• Given request:
Going through the material below, please gather all lines with the word "的增加而增加" in them.
+ + +
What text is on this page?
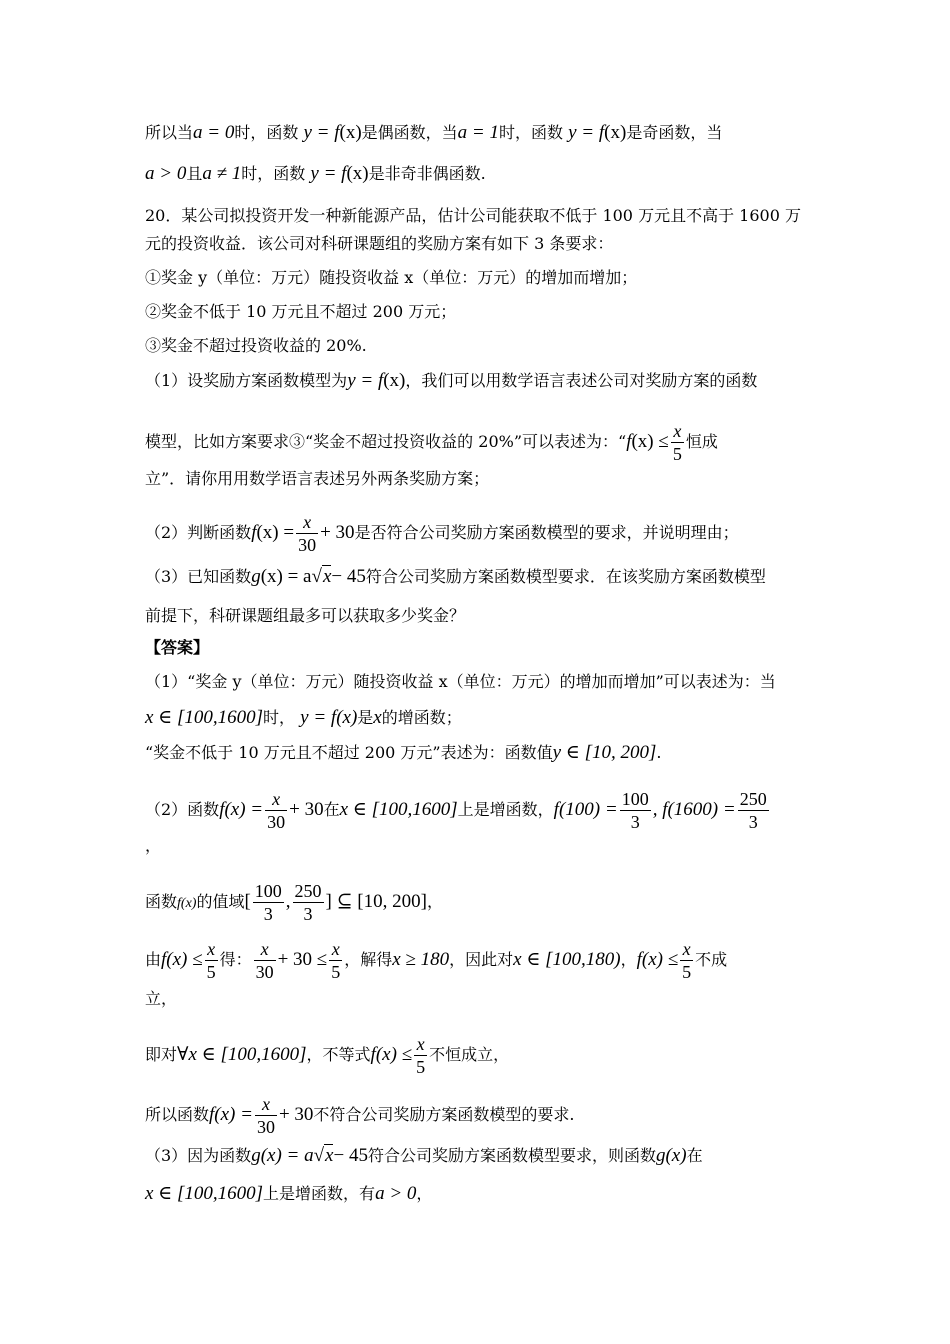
所以当a = 0时，函数 y = f(x)是偶函数，当a = 1时，函数 y = f(x)是奇函数，当
a > 0且a ≠ 1时，函数 y = f(x)是非奇非偶函数.
20．某公司拟投资开发一种新能源产品，估计公司能获取不低于 100 万元且不高于 1600 万
元的投资收益．该公司对科研课题组的奖励方案有如下 3 条要求：
①奖金 y（单位：万元）随投资收益 x（单位：万元）的增加而增加；
②奖金不低于 10 万元且不超过 200 万元；
③奖金不超过投资收益的 20%.
（1）设奖励方案函数模型为y = f(x)，我们可以用数学语言表述公司对奖励方案的函数
模型，比如方案要求③“奖金不超过投资收益的 20%”可以表述为：“$f(x) \le \frac{x}{5}$ 恒成
立”．请你用用数学语言表述另外两条奖励方案；
（2）判断函数$f(x) = \frac{x}{30} + 30$是否符合公司奖励方案函数模型的要求，并说明理由；
（3）已知函数g(x) = a√x− 45符合公司奖励方案函数模型要求．在该奖励方案函数模型
前提下，科研课题组最多可以获取多少奖金？
【答案】
（1）“奖金 y（单位：万元）随投资收益 x（单位：万元）的增加而增加”可以表述为：当
x ∈ [100,1600]时， y = f(x)是x的增函数；
“奖金不低于 10 万元且不超过 200 万元”表述为：函数值y ∈ [10, 200].
（2）函数$f(x) = \frac{x}{30} + 30$在x ∈ [100,1600]上是增函数，$f(100) = \frac{100}{3}$ , $f(1600) = \frac{250}{3}$
，
函数f(x)的值域[ $\frac{100}{3}$ , $\frac{250}{3}$ ] ⊆ [10, 200]，
由$f(x) \le \frac{x}{5}$ 得： $\frac{x}{30} + 30 \le \frac{x}{5}$ ，解得x ≥ 180，因此对x ∈ [100,180)，$f(x) \le \frac{x}{5}$ 不成
立，
即对∀x ∈ [100,1600]，不等式$f(x) \le \frac{x}{5}$ 不恒成立，
所以函数$f(x) = \frac{x}{30} + 30$不符合公司奖励方案函数模型的要求.
（3）因为函数g(x) = a√x− 45符合公司奖励方案函数模型要求，则函数g(x)在
x ∈ [100,1600]上是增函数，有a > 0，
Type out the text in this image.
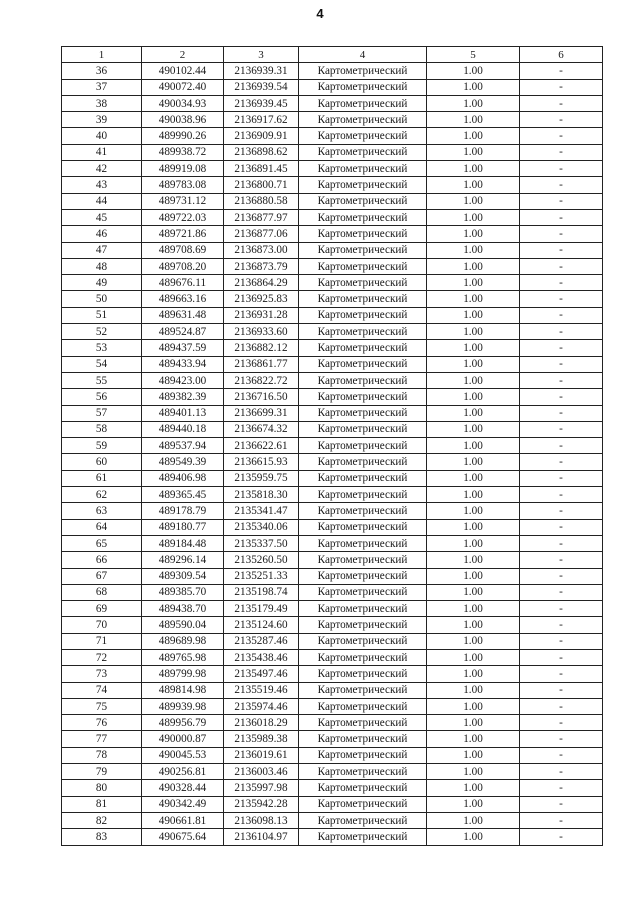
4
1	2	3	4	5	6
36	490102.44	2136939.31	Картометрический	1.00	-
37	490072.40	2136939.54	Картометрический	1.00	-
38	490034.93	2136939.45	Картометрический	1.00	-
39	490038.96	2136917.62	Картометрический	1.00	-
40	489990.26	2136909.91	Картометрический	1.00	-
41	489938.72	2136898.62	Картометрический	1.00	-
42	489919.08	2136891.45	Картометрический	1.00	-
43	489783.08	2136800.71	Картометрический	1.00	-
44	489731.12	2136880.58	Картометрический	1.00	-
45	489722.03	2136877.97	Картометрический	1.00	-
46	489721.86	2136877.06	Картометрический	1.00	-
47	489708.69	2136873.00	Картометрический	1.00	-
48	489708.20	2136873.79	Картометрический	1.00	-
49	489676.11	2136864.29	Картометрический	1.00	-
50	489663.16	2136925.83	Картометрический	1.00	-
51	489631.48	2136931.28	Картометрический	1.00	-
52	489524.87	2136933.60	Картометрический	1.00	-
53	489437.59	2136882.12	Картометрический	1.00	-
54	489433.94	2136861.77	Картометрический	1.00	-
55	489423.00	2136822.72	Картометрический	1.00	-
56	489382.39	2136716.50	Картометрический	1.00	-
57	489401.13	2136699.31	Картометрический	1.00	-
58	489440.18	2136674.32	Картометрический	1.00	-
59	489537.94	2136622.61	Картометрический	1.00	-
60	489549.39	2136615.93	Картометрический	1.00	-
61	489406.98	2135959.75	Картометрический	1.00	-
62	489365.45	2135818.30	Картометрический	1.00	-
63	489178.79	2135341.47	Картометрический	1.00	-
64	489180.77	2135340.06	Картометрический	1.00	-
65	489184.48	2135337.50	Картометрический	1.00	-
66	489296.14	2135260.50	Картометрический	1.00	-
67	489309.54	2135251.33	Картометрический	1.00	-
68	489385.70	2135198.74	Картометрический	1.00	-
69	489438.70	2135179.49	Картометрический	1.00	-
70	489590.04	2135124.60	Картометрический	1.00	-
71	489689.98	2135287.46	Картометрический	1.00	-
72	489765.98	2135438.46	Картометрический	1.00	-
73	489799.98	2135497.46	Картометрический	1.00	-
74	489814.98	2135519.46	Картометрический	1.00	-
75	489939.98	2135974.46	Картометрический	1.00	-
76	489956.79	2136018.29	Картометрический	1.00	-
77	490000.87	2135989.38	Картометрический	1.00	-
78	490045.53	2136019.61	Картометрический	1.00	-
79	490256.81	2136003.46	Картометрический	1.00	-
80	490328.44	2135997.98	Картометрический	1.00	-
81	490342.49	2135942.28	Картометрический	1.00	-
82	490661.81	2136098.13	Картометрический	1.00	-
83	490675.64	2136104.97	Картометрический	1.00	-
+ + +
• Final result:
①奖金 y（单位：万元）随投资收益 x（单位：万元）的增加而增加；
（1）“奖金 y（单位：万元）随投资收益 x（单位：万元）的增加而增加”可以表述为：当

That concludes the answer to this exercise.